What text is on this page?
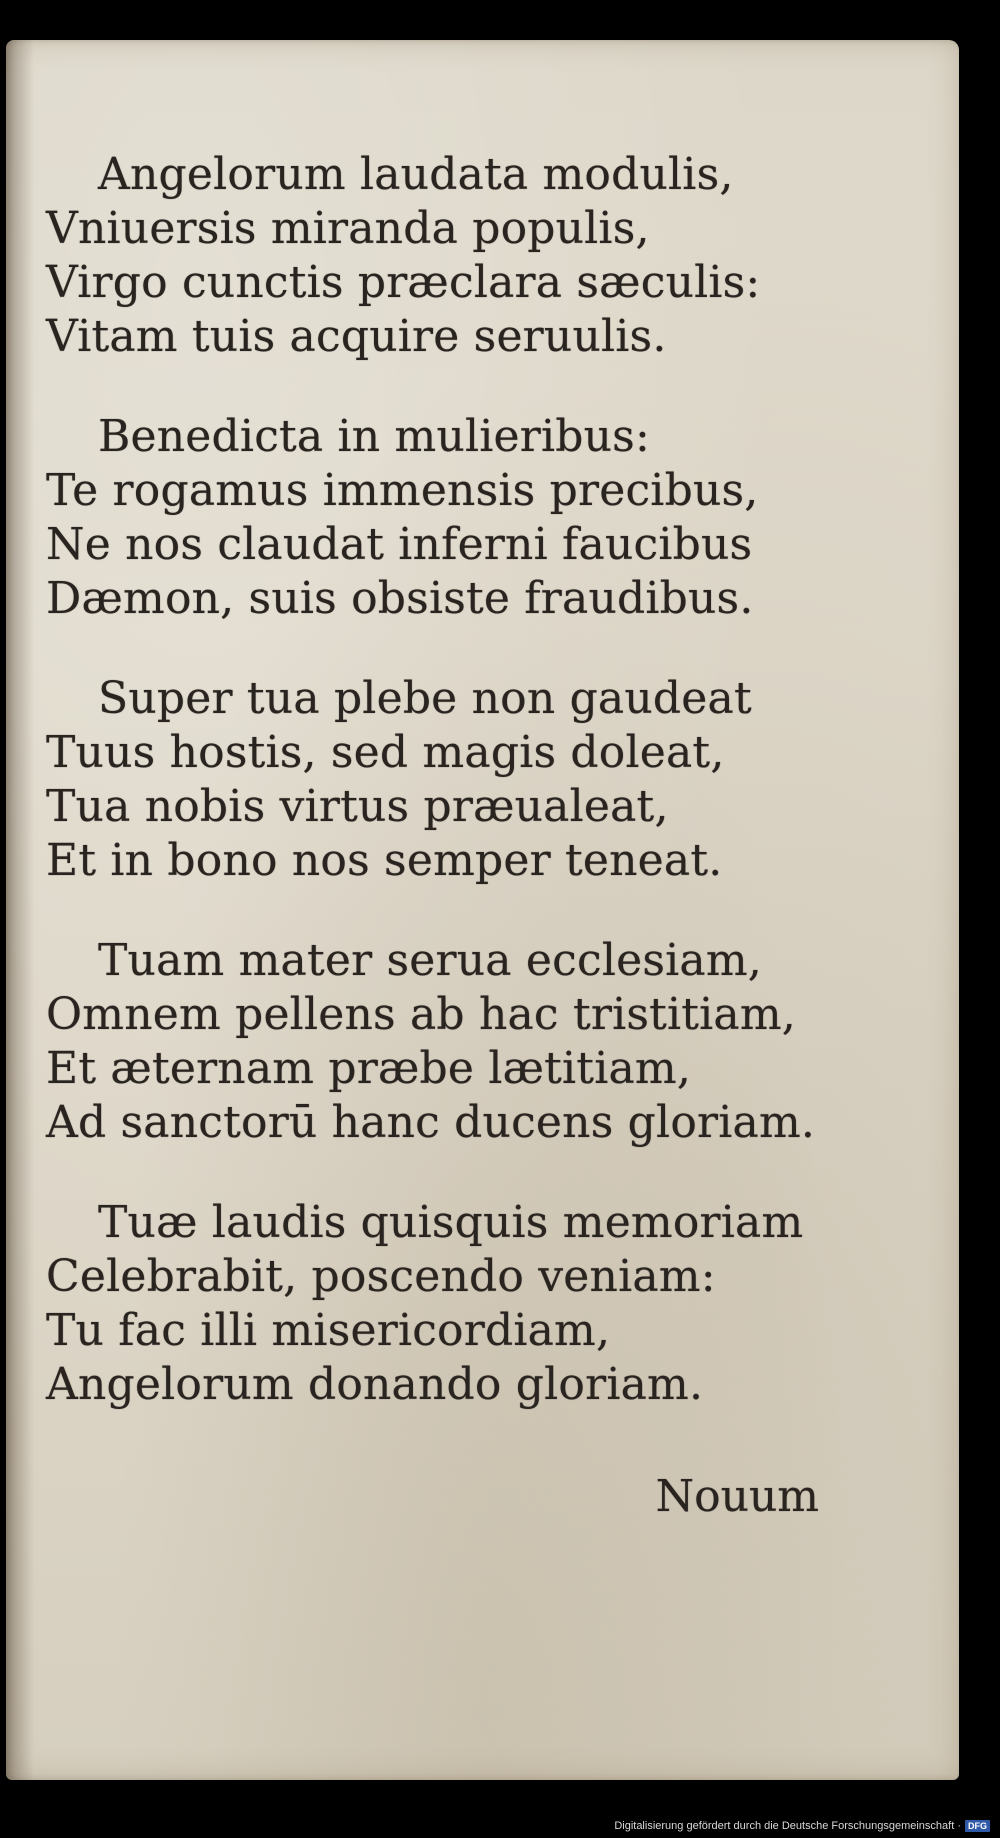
Angelorum laudata modulis,
Vniuersis miranda populis,
Virgo cunctis præclara sæculis:
Vitam tuis acquire seruulis.
Benedicta in mulieribus:
Te rogamus immensis precibus,
Ne nos claudat inferni faucibus
Dæmon, suis obsiste fraudibus.
Super tua plebe non gaudeat
Tuus hostis, sed magis doleat,
Tua nobis virtus præualeat,
Et in bono nos semper teneat.
Tuam mater serua ecclesiam,
Omnem pellens ab hac tristitiam,
Et æternam præbe lætitiam,
Ad sanctorū hanc ducens gloriam.
Tuæ laudis quisquis memoriam
Celebrabit, poscendo veniam:
Tu fac illi misericordiam,
Angelorum donando gloriam.
Nouum
Digitalisierung gefördert durch die Deutsche Forschungsgemeinschaft · DFG
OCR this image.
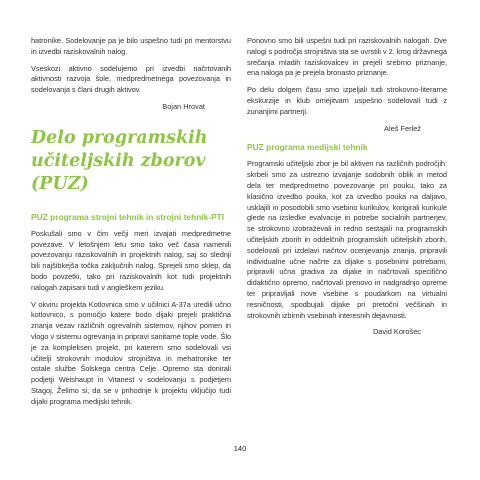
hatronike. Sodelovanje pa je bilo uspešno tudi pri mentorstvu in izvedbi raziskovalnih nalog.

Vseskozi aktivno sodelujemo pri izvedbi načrtovanih aktivnosti razvoja šole, medpredmetnega povezovanja in sodelovanja s člani drugih aktivov.

Bojan Hrovat

Delo programskih učiteljskih zborov (PUZ)
PUZ programa strojni tehnik in strojni tehnik-PTI

Poskušali smo v čim večji meri izvajati medpredmetne povezave. V letošnjem letu smo tako več časa namenili povezovanju raziskovalnih in projektnih nalog, saj so slednji bili najšibkejša točka zaključnih nalog. Sprejeli smo sklep, da bodo povzetki, tako pri raziskovalnih kot tudi projektnih nalogah zapisani tudi v angleškem jeziku.

V okviru projekta Kotlovnica smo v učilnici A-37a uredili učno kotlovnico, s pomočjo katere bodo dijaki prejeli praktična znanja vezav različnih ogrevalnih sistemov, njihov pomen in vlogo v sistemu ogrevanja in pripravi sanitarne tople vode. Šlo je za kompleksen projekt, pri katerem smo sodelovali vsi učitelji strokovnih modulov strojništva in mehatronike ter ostale službe Šolskega centra Celje. Opremo sta donirali podjetji Weishaupt in Vitanest v sodelovanju s podjetjem Stagoj. Želimo si, da se v prihodnje k projektu vključijo tudi dijaki programa medijski tehnik.

Ponovno smo bili uspešni tudi pri raziskovalnih nalogah. Dve nalogi s področja strojništva sta se uvrstili v 2. krog državnega srečanja mladih raziskovalcev in prejeli srebrno priznanje, ena naloga pa je prejela bronasto priznanje.

Po delu dolgem času smo izpeljali tudi strokovno-literarne ekskurzije in klub omejitvam uspešno sodelovali tudi z zunanjimi partnerji.

Aleš Ferlež

PUZ programa medijski tehnik

Programski učiteljski zbor je bil aktiven na različnih področjih: skrbeli smo za ustrezno izvajanje sodobnih oblik in metod dela ter medpredmetno povezovanje pri pouku, tako za klasično izvedbo pouka, kot za izvedbo pouka na daljavo, usklajili in posodobili smo vsebino kurikulov, korigirali kurikule glede na izsledke evalvacije in potrebe socialnih partnerjev, se strokovno izobraževali in redno sestajali na programskih učiteljskih zborih in oddelčnih programskih učiteljskih zborih, sodelovali pri izdelavi načrtov ocenjevanja znanja, pripravili individualne učne načrte za dijake s posebnimi potrebami, pripravili učna gradiva za dijake in načrtovali specifično didaktično opremo, načrtovali prenovo in nadgradnjo opreme ter pripravljali nove vsebine s poudarkom na virtualni resničnosti, spodbujali dijake pri pretočni večšinah in strokovnih izbirnih vsebinah interesnih dejavnosti.

David Korošec

140
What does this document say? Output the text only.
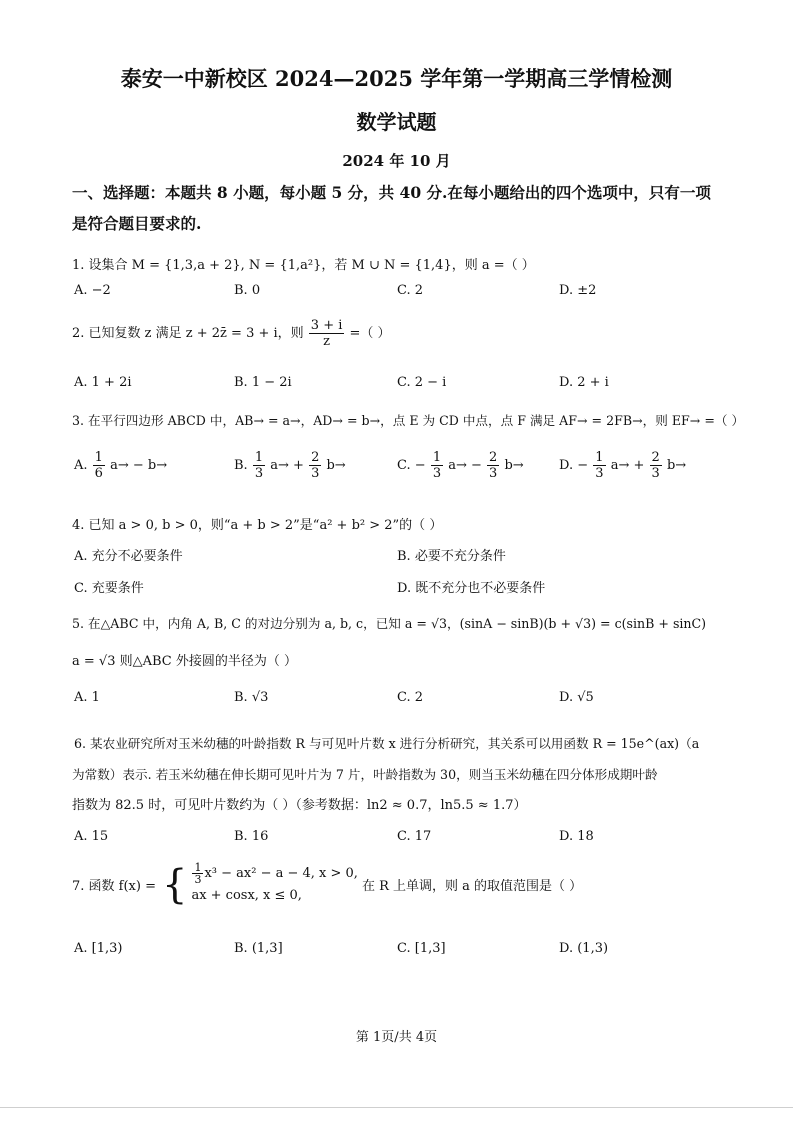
泰安一中新校区 2024—2025 学年第一学期高三学情检测
数学试题
2024 年 10 月
一、选择题：本题共 8 小题，每小题 5 分，共 40 分.在每小题给出的四个选项中，只有一项
是符合题目要求的.
1. 设集合 M = {1,3,a + 2}, N = {1,a²}，若 M ∪ N = {1,4}，则 a =（ ）
A. −2	B. 0	C. 2	D. ±2
2. 已知复数 z 满足 z + 2z̄ = 3 + i，则 $\frac{3 + i}{z}$ =（ ）
A. 1 + 2i	B. 1 − 2i	C. 2 − i	D. 2 + i
3. 在平行四边形 ABCD 中，AB→ = a→，AD→ = b→，点 E 为 CD 中点，点 F 满足 AF→ = 2FB→，则 EF→ =（ ）
A. $\frac{1}{6} a\to - b\to$	B. $\frac{1}{3} a\to + \frac{2}{3} b\to$	C. − $\frac{1}{3} a\to - \frac{2}{3} b\to$	D. − $\frac{1}{3} a\to + \frac{2}{3} b\to$
4. 已知 a > 0, b > 0，则“a + b > 2”是“a² + b² > 2”的（ ）
A. 充分不必要条件	B. 必要不充分条件
C. 充要条件	D. 既不充分也不必要条件
5. 在△ABC 中，内角 A, B, C 的对边分别为 a, b, c，已知 a = √3，(sinA − sinB)(b + √3) = c(sinB + sinC)
a = √3 则△ABC 外接圆的半径为（ ）
A. 1	B. √3	C. 2	D. √5
6. 某农业研究所对玉米幼穗的叶龄指数 R 与可见叶片数 x 进行分析研究，其关系可以用函数 R = 15e^(ax)（a
为常数）表示. 若玉米幼穗在伸长期可见叶片为 7 片，叶龄指数为 30，则当玉米幼穗在四分体形成期叶龄
指数为 82.5 时，可见叶片数约为（ ）（参考数据：ln2 ≈ 0.7，ln5.5 ≈ 1.7）
A. 15	B. 16	C. 17	D. 18
7. 函数 f(x) = { $\frac{1}{3} x^3 - ax^2 - a - 4$, x > 0,
ax + cosx, x ≤ 0,
在 R 上单调，则 a 的取值范围是（ ）
A. [1,3)	B. (1,3]	C. [1,3]	D. (1,3)
第 1页/共 4页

What you are asked to do: Gather each line of the records holding the string "izvedbi".

Solution to the exercise:
hatronike. Sodelovanje pa je bilo uspešno tudi pri mentorstvu in izvedbi raziskovalnih nalog.
Vseskozi aktivno sodelujemo pri izvedbi načrtovanih aktivnosti razvoja šole, medpredmetnega povezovanja in sodelovanja s člani drugih aktivov.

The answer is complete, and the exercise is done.